AIM OF THE EXERCISE: Look through the data below. Collect every line where the word "sunhours" occurs.

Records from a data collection
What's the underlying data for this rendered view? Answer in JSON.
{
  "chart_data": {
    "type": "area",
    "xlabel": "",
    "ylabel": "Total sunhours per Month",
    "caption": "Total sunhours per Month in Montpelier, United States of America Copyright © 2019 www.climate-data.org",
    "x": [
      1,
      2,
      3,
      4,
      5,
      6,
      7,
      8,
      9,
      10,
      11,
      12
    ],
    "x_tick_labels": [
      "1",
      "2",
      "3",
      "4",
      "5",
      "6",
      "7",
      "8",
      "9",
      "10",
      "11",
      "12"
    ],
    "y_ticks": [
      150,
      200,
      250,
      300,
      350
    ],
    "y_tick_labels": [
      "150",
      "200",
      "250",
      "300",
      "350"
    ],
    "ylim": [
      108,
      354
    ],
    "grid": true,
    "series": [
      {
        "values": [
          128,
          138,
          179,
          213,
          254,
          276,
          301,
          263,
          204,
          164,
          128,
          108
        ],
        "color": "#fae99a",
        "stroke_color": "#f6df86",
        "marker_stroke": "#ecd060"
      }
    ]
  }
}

RESPONSE TO THIS EXERCISE:
    "ylabel": "Total sunhours per Month",
    "caption": "Total sunhours per Month in Montpelier, United States of America Copyright © 2019 www.climate-data.org",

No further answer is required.